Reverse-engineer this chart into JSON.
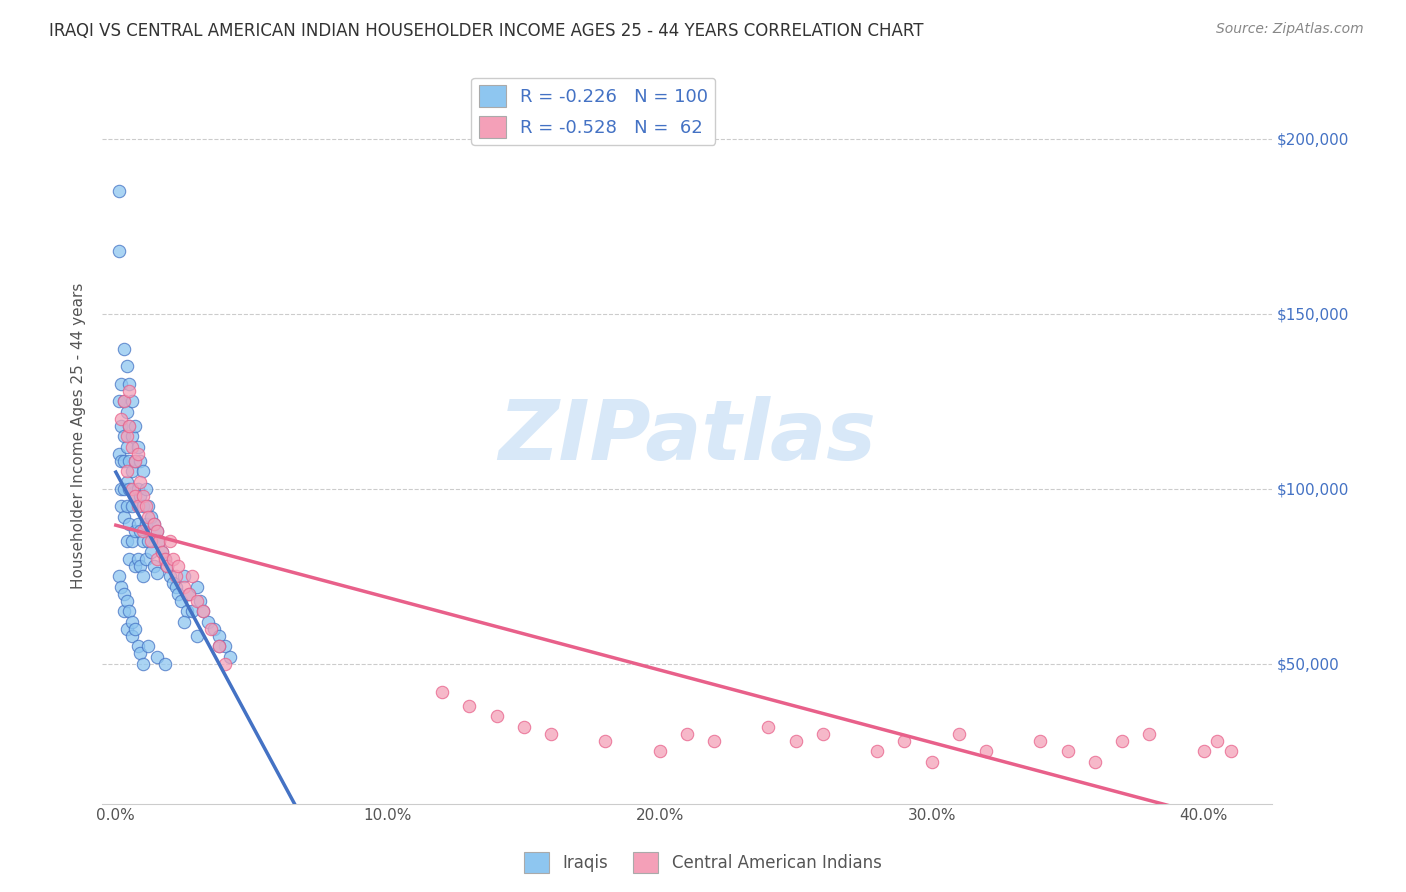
{
  "title": "IRAQI VS CENTRAL AMERICAN INDIAN HOUSEHOLDER INCOME AGES 25 - 44 YEARS CORRELATION CHART",
  "source": "Source: ZipAtlas.com",
  "ylabel": "Householder Income Ages 25 - 44 years",
  "ytick_labels": [
    "$50,000",
    "$100,000",
    "$150,000",
    "$200,000"
  ],
  "ytick_values": [
    50000,
    100000,
    150000,
    200000
  ],
  "xlim": [
    -0.005,
    0.425
  ],
  "ylim": [
    10000,
    220000
  ],
  "legend_iraqis": "Iraqis",
  "legend_ca_indians": "Central American Indians",
  "R_iraqis": -0.226,
  "N_iraqis": 100,
  "R_ca": -0.528,
  "N_ca": 62,
  "color_iraqis": "#8EC6F0",
  "color_ca": "#F4A0B8",
  "trendline_iraqis_color": "#4472C4",
  "trendline_ca_color": "#E8608A",
  "watermark_color": "#D8E8F8",
  "title_fontsize": 12,
  "source_fontsize": 10,
  "iraqis_x": [
    0.001,
    0.001,
    0.001,
    0.001,
    0.002,
    0.002,
    0.002,
    0.002,
    0.002,
    0.003,
    0.003,
    0.003,
    0.003,
    0.003,
    0.003,
    0.004,
    0.004,
    0.004,
    0.004,
    0.004,
    0.004,
    0.005,
    0.005,
    0.005,
    0.005,
    0.005,
    0.005,
    0.006,
    0.006,
    0.006,
    0.006,
    0.006,
    0.007,
    0.007,
    0.007,
    0.007,
    0.007,
    0.008,
    0.008,
    0.008,
    0.008,
    0.009,
    0.009,
    0.009,
    0.009,
    0.01,
    0.01,
    0.01,
    0.01,
    0.011,
    0.011,
    0.011,
    0.012,
    0.012,
    0.013,
    0.013,
    0.014,
    0.014,
    0.015,
    0.015,
    0.016,
    0.017,
    0.018,
    0.019,
    0.02,
    0.021,
    0.022,
    0.023,
    0.024,
    0.025,
    0.026,
    0.027,
    0.028,
    0.03,
    0.031,
    0.032,
    0.034,
    0.036,
    0.038,
    0.04,
    0.001,
    0.002,
    0.003,
    0.003,
    0.004,
    0.004,
    0.005,
    0.006,
    0.006,
    0.007,
    0.008,
    0.009,
    0.01,
    0.012,
    0.015,
    0.018,
    0.025,
    0.03,
    0.038,
    0.042
  ],
  "iraqis_y": [
    185000,
    168000,
    125000,
    110000,
    130000,
    118000,
    108000,
    100000,
    95000,
    140000,
    125000,
    115000,
    108000,
    100000,
    92000,
    135000,
    122000,
    112000,
    102000,
    95000,
    85000,
    130000,
    118000,
    108000,
    100000,
    90000,
    80000,
    125000,
    115000,
    105000,
    95000,
    85000,
    118000,
    108000,
    98000,
    88000,
    78000,
    112000,
    100000,
    90000,
    80000,
    108000,
    98000,
    88000,
    78000,
    105000,
    95000,
    85000,
    75000,
    100000,
    90000,
    80000,
    95000,
    85000,
    92000,
    82000,
    90000,
    78000,
    88000,
    76000,
    85000,
    82000,
    80000,
    78000,
    75000,
    73000,
    72000,
    70000,
    68000,
    75000,
    65000,
    70000,
    65000,
    72000,
    68000,
    65000,
    62000,
    60000,
    58000,
    55000,
    75000,
    72000,
    70000,
    65000,
    68000,
    60000,
    65000,
    62000,
    58000,
    60000,
    55000,
    53000,
    50000,
    55000,
    52000,
    50000,
    62000,
    58000,
    55000,
    52000
  ],
  "ca_x": [
    0.002,
    0.003,
    0.004,
    0.004,
    0.005,
    0.005,
    0.006,
    0.006,
    0.007,
    0.007,
    0.008,
    0.008,
    0.009,
    0.01,
    0.01,
    0.011,
    0.012,
    0.013,
    0.014,
    0.015,
    0.015,
    0.016,
    0.017,
    0.018,
    0.019,
    0.02,
    0.021,
    0.022,
    0.023,
    0.025,
    0.027,
    0.028,
    0.03,
    0.032,
    0.035,
    0.038,
    0.04,
    0.12,
    0.13,
    0.14,
    0.15,
    0.16,
    0.18,
    0.2,
    0.21,
    0.22,
    0.24,
    0.25,
    0.26,
    0.28,
    0.29,
    0.3,
    0.31,
    0.32,
    0.34,
    0.35,
    0.36,
    0.37,
    0.38,
    0.4,
    0.405,
    0.41
  ],
  "ca_y": [
    120000,
    125000,
    115000,
    105000,
    128000,
    118000,
    112000,
    100000,
    108000,
    98000,
    110000,
    95000,
    102000,
    98000,
    88000,
    95000,
    92000,
    85000,
    90000,
    88000,
    80000,
    85000,
    82000,
    80000,
    78000,
    85000,
    80000,
    75000,
    78000,
    72000,
    70000,
    75000,
    68000,
    65000,
    60000,
    55000,
    50000,
    42000,
    38000,
    35000,
    32000,
    30000,
    28000,
    25000,
    30000,
    28000,
    32000,
    28000,
    30000,
    25000,
    28000,
    22000,
    30000,
    25000,
    28000,
    25000,
    22000,
    28000,
    30000,
    25000,
    28000,
    25000
  ]
}
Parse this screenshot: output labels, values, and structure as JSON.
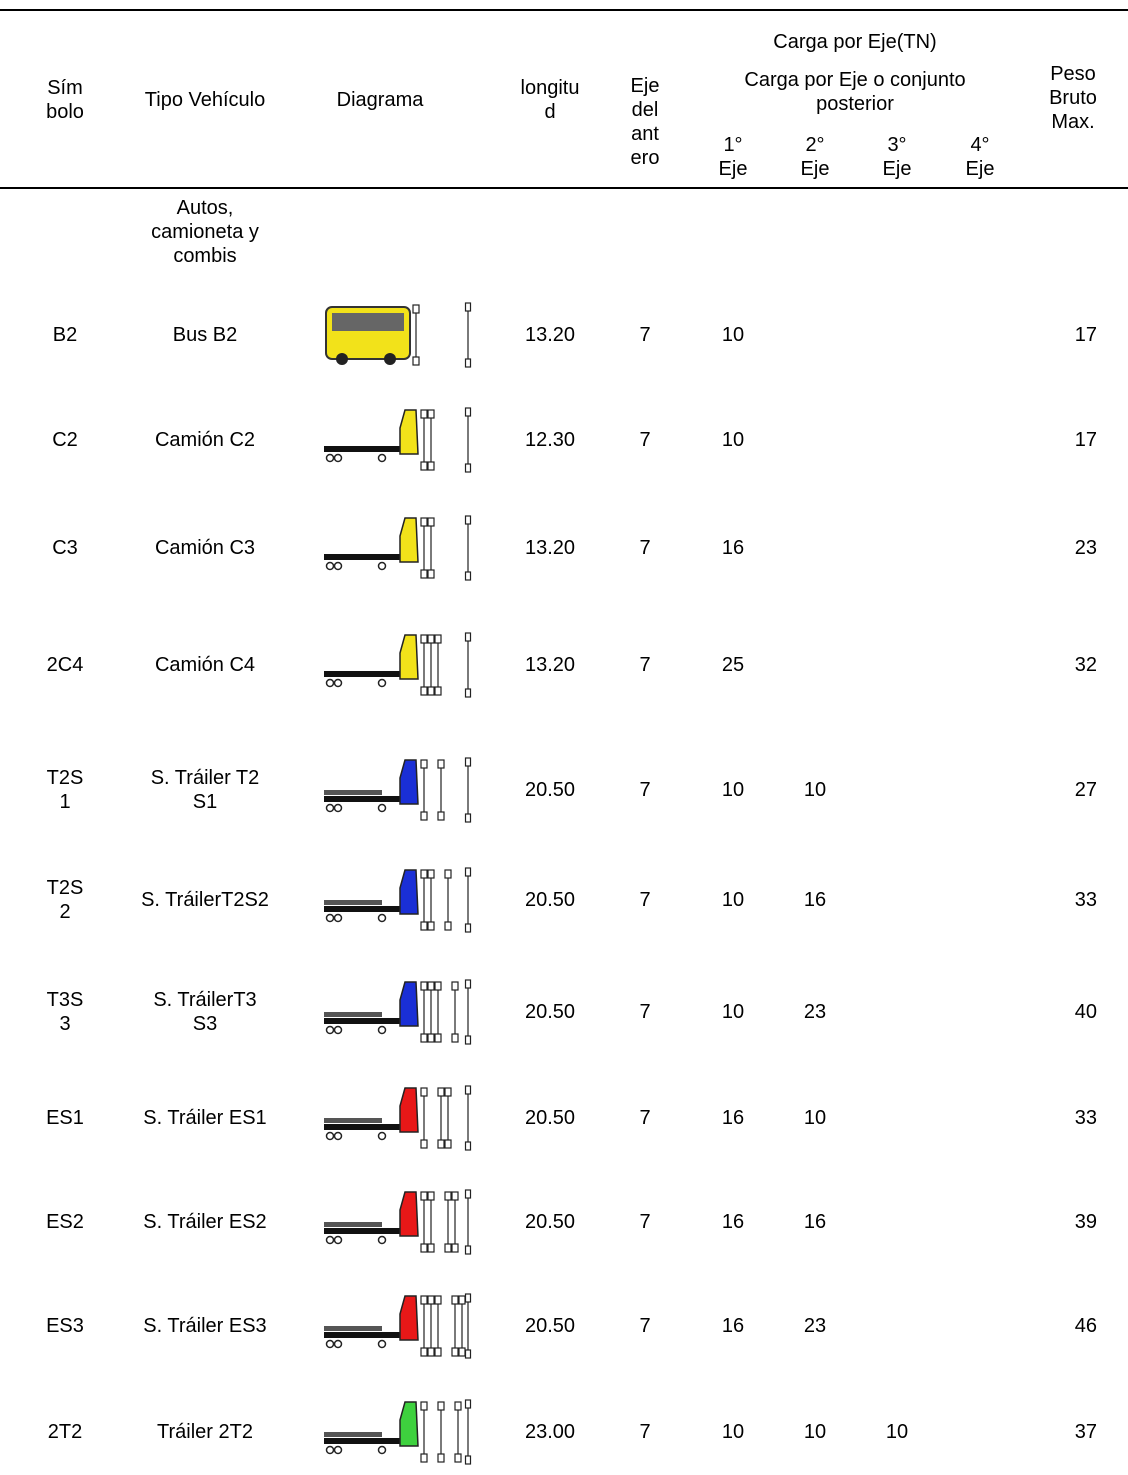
{
  "table": {
    "headers": {
      "symbol": "Sím\nbolo",
      "type": "Tipo Vehículo",
      "diagram": "Diagrama",
      "length": "longitu\nd",
      "front": "Eje\ndel\nant\nero",
      "load_title": "Carga por Eje(TN)",
      "rear_title": "Carga por Eje o conjunto\nposterior",
      "axles": [
        "1°\nEje",
        "2°\nEje",
        "3°\nEje",
        "4°\nEje"
      ],
      "gross": "Peso\nBruto\nMax."
    },
    "rows": [
      {
        "type": "Autos,\ncamioneta y\ncombis"
      },
      {
        "symbol": "B2",
        "type": "Bus B2",
        "length": "13.20",
        "front": 7,
        "axles": [
          10
        ],
        "gross": 17
      },
      {
        "symbol": "C2",
        "type": "Camión C2",
        "length": "12.30",
        "front": 7,
        "axles": [
          10
        ],
        "gross": 17
      },
      {
        "symbol": "C3",
        "type": "Camión C3",
        "length": "13.20",
        "front": 7,
        "axles": [
          16
        ],
        "gross": 23
      },
      {
        "symbol": "2C4",
        "type": "Camión C4",
        "length": "13.20",
        "front": 7,
        "axles": [
          25
        ],
        "gross": 32
      },
      {
        "symbol": "T2S\n1",
        "type": "S. Tráiler T2\nS1",
        "length": "20.50",
        "front": 7,
        "axles": [
          10,
          10
        ],
        "gross": 27
      },
      {
        "symbol": "T2S\n2",
        "type": "S. TráilerT2S2",
        "length": "20.50",
        "front": 7,
        "axles": [
          10,
          16
        ],
        "gross": 33
      },
      {
        "symbol": "T3S\n3",
        "type": "S. TráilerT3\nS3",
        "length": "20.50",
        "front": 7,
        "axles": [
          10,
          23
        ],
        "gross": 40
      },
      {
        "symbol": "ES1",
        "type": "S. Tráiler ES1",
        "length": "20.50",
        "front": 7,
        "axles": [
          16,
          10
        ],
        "gross": 33
      },
      {
        "symbol": "ES2",
        "type": "S. Tráiler ES2",
        "length": "20.50",
        "front": 7,
        "axles": [
          16,
          16
        ],
        "gross": 39
      },
      {
        "symbol": "ES3",
        "type": "S. Tráiler ES3",
        "length": "20.50",
        "front": 7,
        "axles": [
          16,
          23
        ],
        "gross": 46
      },
      {
        "symbol": "2T2",
        "type": "Tráiler 2T2",
        "length": "23.00",
        "front": 7,
        "axles": [
          10,
          10,
          10
        ],
        "gross": 37
      }
    ]
  }
}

* [Stated exercise]: Reproduce the records above exactly, leaving out every picture they contain.

* [Solved problem]:
Reverse-engineer this chart into JSON.
{
  "title": "IRAQI VS CENTRAL AMERICAN INDIAN HOUSEHOLDER INCOME AGES 25 - 44 YEARS CORRELATION CHART",
  "source": "Source: ZipAtlas.com",
  "ylabel": "Householder Income Ages 25 - 44 years",
  "ytick_labels": [
    "$50,000",
    "$100,000",
    "$150,000",
    "$200,000"
  ],
  "ytick_values": [
    50000,
    100000,
    150000,
    200000
  ],
  "xlim": [
    -0.005,
    0.425
  ],
  "ylim": [
    10000,
    220000
  ],
  "legend_iraqis": "Iraqis",
  "legend_ca_indians": "Central American Indians",
  "R_iraqis": -0.226,
  "N_iraqis": 100,
  "R_ca": -0.528,
  "N_ca": 62,
  "color_iraqis": "#8EC6F0",
  "color_ca": "#F4A0B8",
  "trendline_iraqis_color": "#4472C4",
  "trendline_ca_color": "#E8608A",
  "watermark_color": "#D8E8F8",
  "title_fontsize": 12,
  "source_fontsize": 10,
  "iraqis_x": [
    0.001,
    0.001,
    0.001,
    0.001,
    0.002,
    0.002,
    0.002,
    0.002,
    0.002,
    0.003,
    0.003,
    0.003,
    0.003,
    0.003,
    0.003,
    0.004,
    0.004,
    0.004,
    0.004,
    0.004,
    0.004,
    0.005,
    0.005,
    0.005,
    0.005,
    0.005,
    0.005,
    0.006,
    0.006,
    0.006,
    0.006,
    0.006,
    0.007,
    0.007,
    0.007,
    0.007,
    0.007,
    0.008,
    0.008,
    0.008,
    0.008,
    0.009,
    0.009,
    0.009,
    0.009,
    0.01,
    0.01,
    0.01,
    0.01,
    0.011,
    0.011,
    0.011,
    0.012,
    0.012,
    0.013,
    0.013,
    0.014,
    0.014,
    0.015,
    0.015,
    0.016,
    0.017,
    0.018,
    0.019,
    0.02,
    0.021,
    0.022,
    0.023,
    0.024,
    0.025,
    0.026,
    0.027,
    0.028,
    0.03,
    0.031,
    0.032,
    0.034,
    0.036,
    0.038,
    0.04,
    0.001,
    0.002,
    0.003,
    0.003,
    0.004,
    0.004,
    0.005,
    0.006,
    0.006,
    0.007,
    0.008,
    0.009,
    0.01,
    0.012,
    0.015,
    0.018,
    0.025,
    0.03,
    0.038,
    0.042
  ],
  "iraqis_y": [
    185000,
    168000,
    125000,
    110000,
    130000,
    118000,
    108000,
    100000,
    95000,
    140000,
    125000,
    115000,
    108000,
    100000,
    92000,
    135000,
    122000,
    112000,
    102000,
    95000,
    85000,
    130000,
    118000,
    108000,
    100000,
    90000,
    80000,
    125000,
    115000,
    105000,
    95000,
    85000,
    118000,
    108000,
    98000,
    88000,
    78000,
    112000,
    100000,
    90000,
    80000,
    108000,
    98000,
    88000,
    78000,
    105000,
    95000,
    85000,
    75000,
    100000,
    90000,
    80000,
    95000,
    85000,
    92000,
    82000,
    90000,
    78000,
    88000,
    76000,
    85000,
    82000,
    80000,
    78000,
    75000,
    73000,
    72000,
    70000,
    68000,
    75000,
    65000,
    70000,
    65000,
    72000,
    68000,
    65000,
    62000,
    60000,
    58000,
    55000,
    75000,
    72000,
    70000,
    65000,
    68000,
    60000,
    65000,
    62000,
    58000,
    60000,
    55000,
    53000,
    50000,
    55000,
    52000,
    50000,
    62000,
    58000,
    55000,
    52000
  ],
  "ca_x": [
    0.002,
    0.003,
    0.004,
    0.004,
    0.005,
    0.005,
    0.006,
    0.006,
    0.007,
    0.007,
    0.008,
    0.008,
    0.009,
    0.01,
    0.01,
    0.011,
    0.012,
    0.013,
    0.014,
    0.015,
    0.015,
    0.016,
    0.017,
    0.018,
    0.019,
    0.02,
    0.021,
    0.022,
    0.023,
    0.025,
    0.027,
    0.028,
    0.03,
    0.032,
    0.035,
    0.038,
    0.04,
    0.12,
    0.13,
    0.14,
    0.15,
    0.16,
    0.18,
    0.2,
    0.21,
    0.22,
    0.24,
    0.25,
    0.26,
    0.28,
    0.29,
    0.3,
    0.31,
    0.32,
    0.34,
    0.35,
    0.36,
    0.37,
    0.38,
    0.4,
    0.405,
    0.41
  ],
  "ca_y": [
    120000,
    125000,
    115000,
    105000,
    128000,
    118000,
    112000,
    100000,
    108000,
    98000,
    110000,
    95000,
    102000,
    98000,
    88000,
    95000,
    92000,
    85000,
    90000,
    88000,
    80000,
    85000,
    82000,
    80000,
    78000,
    85000,
    80000,
    75000,
    78000,
    72000,
    70000,
    75000,
    68000,
    65000,
    60000,
    55000,
    50000,
    42000,
    38000,
    35000,
    32000,
    30000,
    28000,
    25000,
    30000,
    28000,
    32000,
    28000,
    30000,
    25000,
    28000,
    22000,
    30000,
    25000,
    28000,
    25000,
    22000,
    28000,
    30000,
    25000,
    28000,
    25000
  ]
}
Parse this screenshot: output labels, values, and structure as JSON.
{
  "table": {
    "headers": {
      "symbol": "Sím\nbolo",
      "type": "Tipo Vehículo",
      "diagram": "Diagrama",
      "length": "longitu\nd",
      "front": "Eje\ndel\nant\nero",
      "load_title": "Carga por Eje(TN)",
      "rear_title": "Carga por Eje o conjunto\nposterior",
      "axles": [
        "1°\nEje",
        "2°\nEje",
        "3°\nEje",
        "4°\nEje"
      ],
      "gross": "Peso\nBruto\nMax."
    },
    "rows": [
      {
        "type": "Autos,\ncamioneta y\ncombis"
      },
      {
        "symbol": "B2",
        "type": "Bus B2",
        "length": "13.20",
        "front": 7,
        "axles": [
          10
        ],
        "gross": 17
      },
      {
        "symbol": "C2",
        "type": "Camión C2",
        "length": "12.30",
        "front": 7,
        "axles": [
          10
        ],
        "gross": 17
      },
      {
        "symbol": "C3",
        "type": "Camión C3",
        "length": "13.20",
        "front": 7,
        "axles": [
          16
        ],
        "gross": 23
      },
      {
        "symbol": "2C4",
        "type": "Camión C4",
        "length": "13.20",
        "front": 7,
        "axles": [
          25
        ],
        "gross": 32
      },
      {
        "symbol": "T2S\n1",
        "type": "S. Tráiler T2\nS1",
        "length": "20.50",
        "front": 7,
        "axles": [
          10,
          10
        ],
        "gross": 27
      },
      {
        "symbol": "T2S\n2",
        "type": "S. TráilerT2S2",
        "length": "20.50",
        "front": 7,
        "axles": [
          10,
          16
        ],
        "gross": 33
      },
      {
        "symbol": "T3S\n3",
        "type": "S. TráilerT3\nS3",
        "length": "20.50",
        "front": 7,
        "axles": [
          10,
          23
        ],
        "gross": 40
      },
      {
        "symbol": "ES1",
        "type": "S. Tráiler ES1",
        "length": "20.50",
        "front": 7,
        "axles": [
          16,
          10
        ],
        "gross": 33
      },
      {
        "symbol": "ES2",
        "type": "S. Tráiler ES2",
        "length": "20.50",
        "front": 7,
        "axles": [
          16,
          16
        ],
        "gross": 39
      },
      {
        "symbol": "ES3",
        "type": "S. Tráiler ES3",
        "length": "20.50",
        "front": 7,
        "axles": [
          16,
          23
        ],
        "gross": 46
      },
      {
        "symbol": "2T2",
        "type": "Tráiler 2T2",
        "length": "23.00",
        "front": 7,
        "axles": [
          10,
          10,
          10
        ],
        "gross": 37
      }
    ]
  }
}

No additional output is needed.